- [Problem to work on]
Gather all lines containing the string "County" and copy them out.

Stored records:
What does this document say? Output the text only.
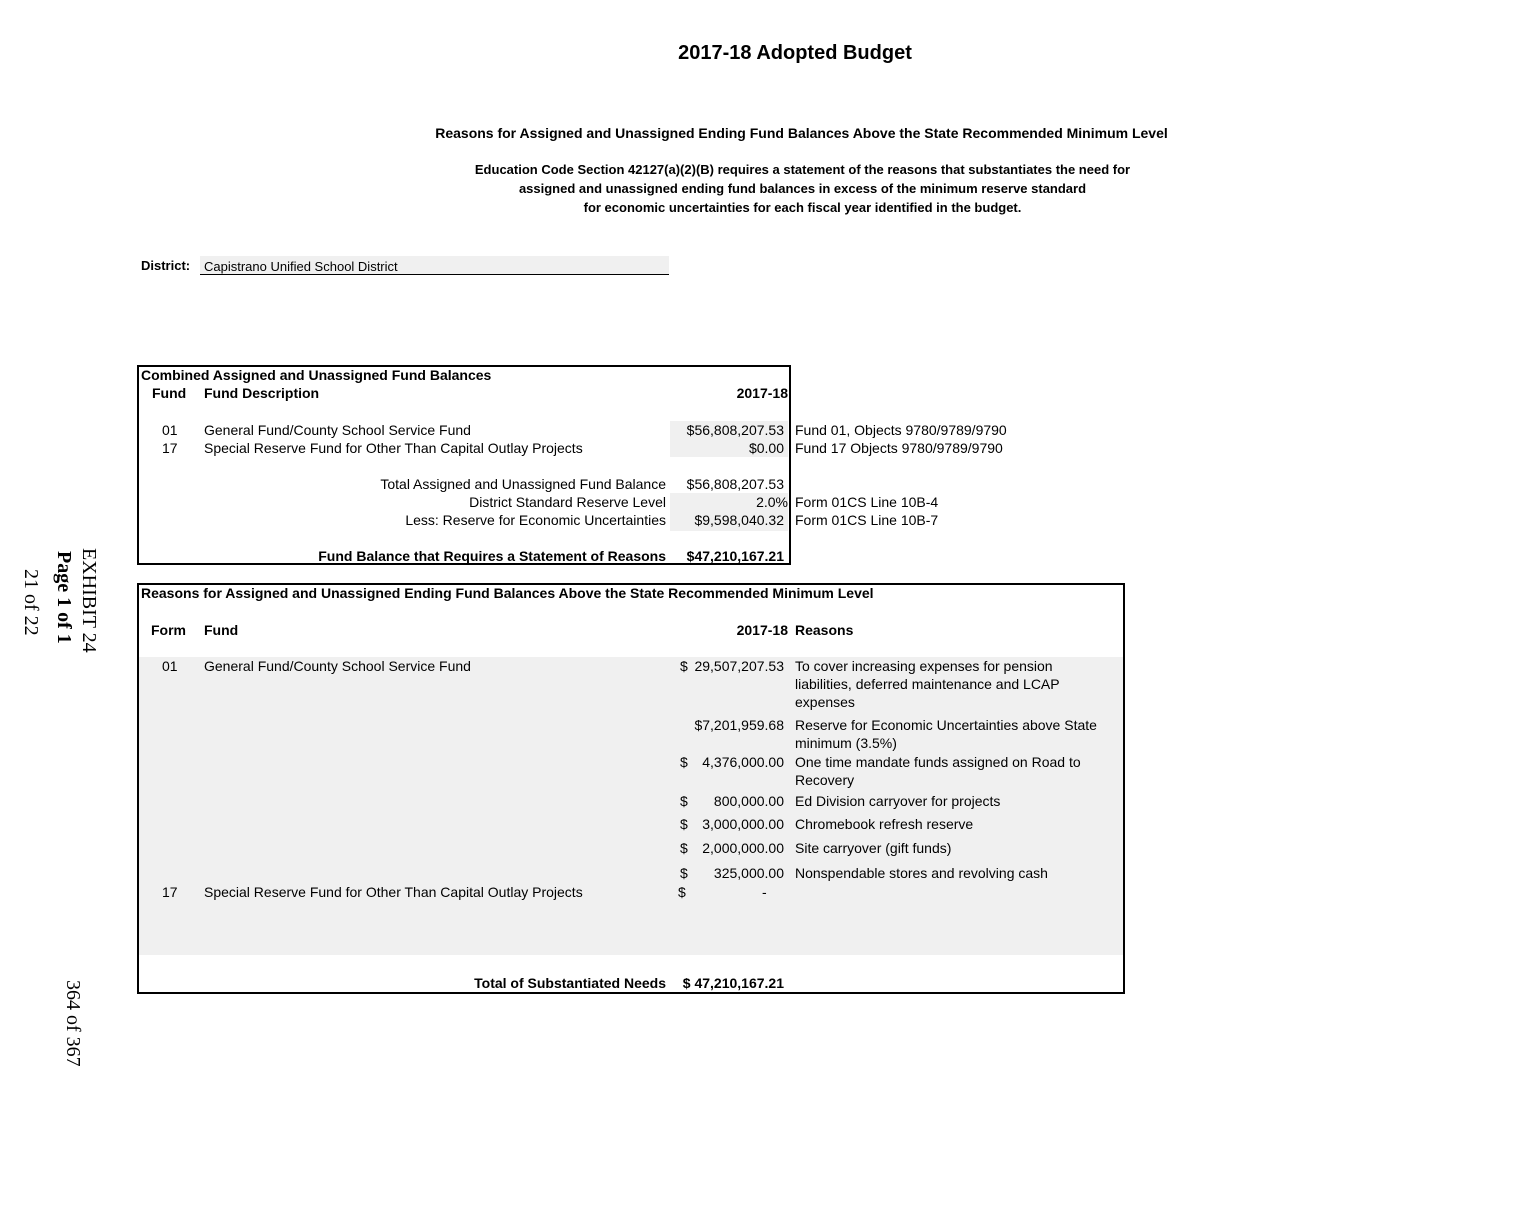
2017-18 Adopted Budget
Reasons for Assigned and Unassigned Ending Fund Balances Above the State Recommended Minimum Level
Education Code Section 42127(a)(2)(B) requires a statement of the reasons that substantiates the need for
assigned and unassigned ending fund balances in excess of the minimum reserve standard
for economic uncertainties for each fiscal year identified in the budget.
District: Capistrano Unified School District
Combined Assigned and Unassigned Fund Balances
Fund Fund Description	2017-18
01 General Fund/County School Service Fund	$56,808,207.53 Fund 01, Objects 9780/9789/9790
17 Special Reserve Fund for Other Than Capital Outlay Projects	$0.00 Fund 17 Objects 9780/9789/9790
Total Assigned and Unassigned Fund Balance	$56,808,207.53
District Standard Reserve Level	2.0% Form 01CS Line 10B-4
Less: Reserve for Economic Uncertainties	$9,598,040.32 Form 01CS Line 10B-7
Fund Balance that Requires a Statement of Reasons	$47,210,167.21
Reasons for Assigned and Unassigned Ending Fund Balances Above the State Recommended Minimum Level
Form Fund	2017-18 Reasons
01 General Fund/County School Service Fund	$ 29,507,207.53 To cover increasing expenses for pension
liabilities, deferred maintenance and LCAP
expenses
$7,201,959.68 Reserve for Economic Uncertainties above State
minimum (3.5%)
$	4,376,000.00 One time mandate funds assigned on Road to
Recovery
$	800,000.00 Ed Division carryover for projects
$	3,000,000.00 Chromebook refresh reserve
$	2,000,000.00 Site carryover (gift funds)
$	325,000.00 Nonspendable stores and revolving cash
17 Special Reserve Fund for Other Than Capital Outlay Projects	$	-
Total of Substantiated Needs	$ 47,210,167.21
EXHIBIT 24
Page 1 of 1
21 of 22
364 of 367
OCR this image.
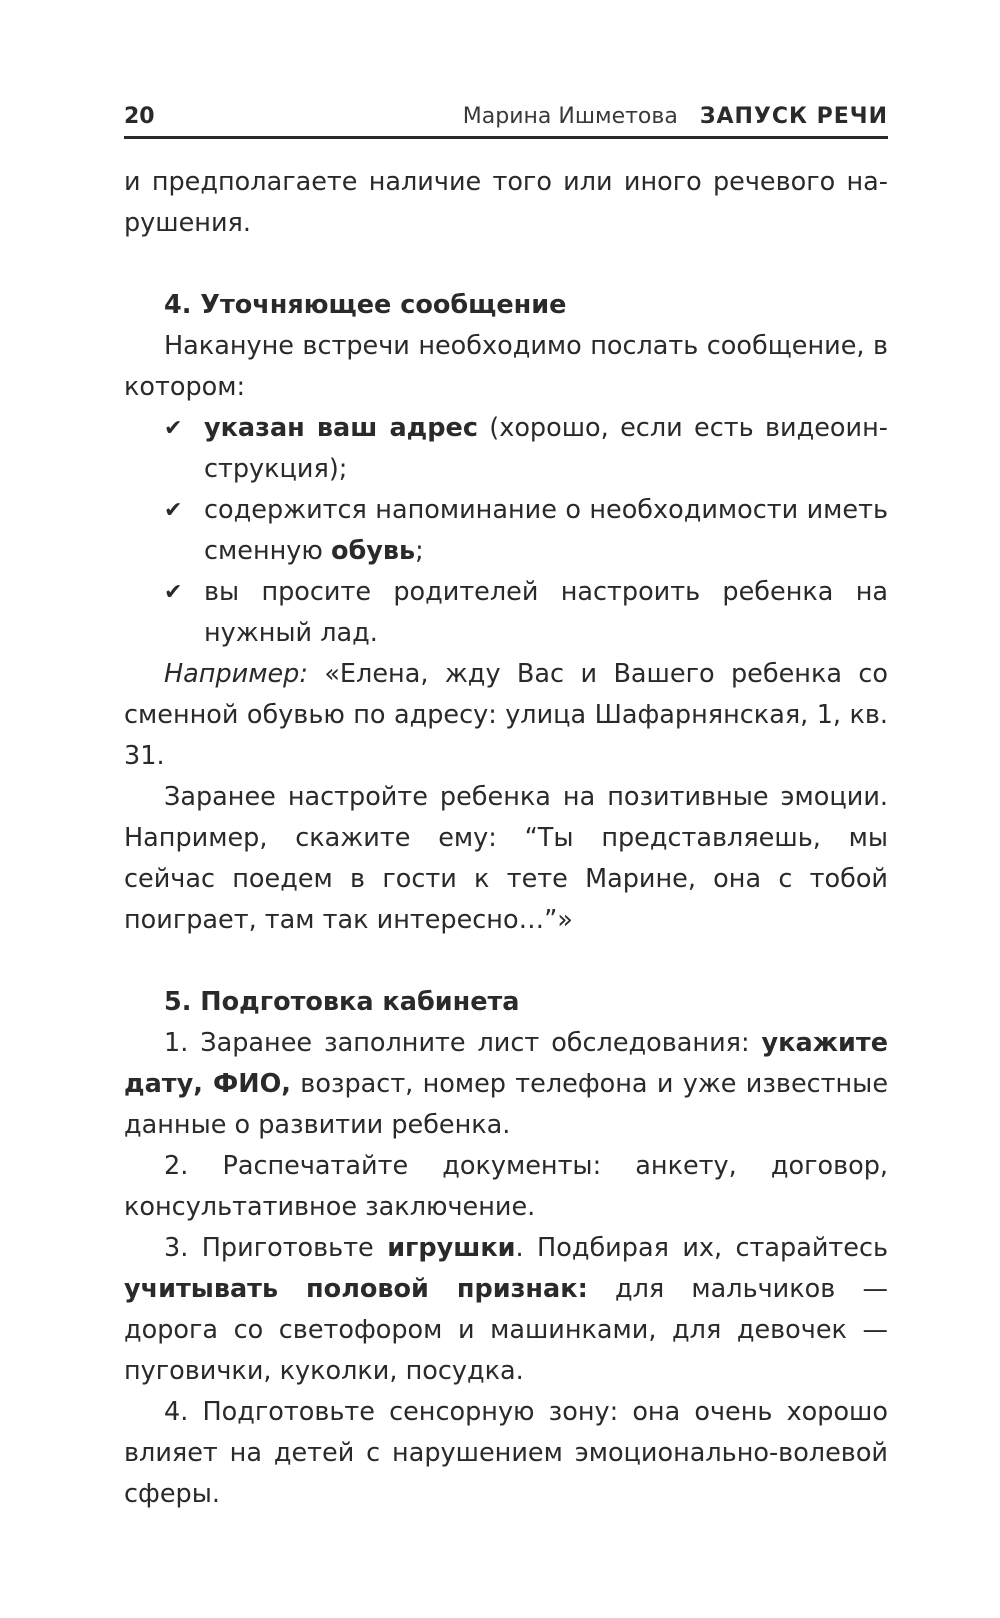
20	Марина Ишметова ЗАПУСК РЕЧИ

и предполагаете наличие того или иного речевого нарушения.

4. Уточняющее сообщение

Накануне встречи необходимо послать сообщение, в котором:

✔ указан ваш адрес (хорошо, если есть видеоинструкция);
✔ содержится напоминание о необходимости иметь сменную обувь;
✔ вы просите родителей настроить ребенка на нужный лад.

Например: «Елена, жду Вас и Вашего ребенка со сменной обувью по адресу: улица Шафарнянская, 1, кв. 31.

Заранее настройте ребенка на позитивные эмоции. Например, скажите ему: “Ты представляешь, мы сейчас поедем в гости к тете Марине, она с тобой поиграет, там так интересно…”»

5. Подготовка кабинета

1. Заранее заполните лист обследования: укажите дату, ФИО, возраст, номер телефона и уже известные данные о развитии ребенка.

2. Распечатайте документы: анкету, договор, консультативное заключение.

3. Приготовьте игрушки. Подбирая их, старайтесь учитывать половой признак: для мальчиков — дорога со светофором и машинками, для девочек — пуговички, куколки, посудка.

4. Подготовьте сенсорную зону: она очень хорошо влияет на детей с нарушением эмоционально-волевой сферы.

- [Solution for this exercise]
01 General Fund/County School Service Fund	$56,808,207.53 Fund 01, Objects 9780/9789/9790
01 General Fund/County School Service Fund	$ 29,507,207.53 To cover increasing expenses for pension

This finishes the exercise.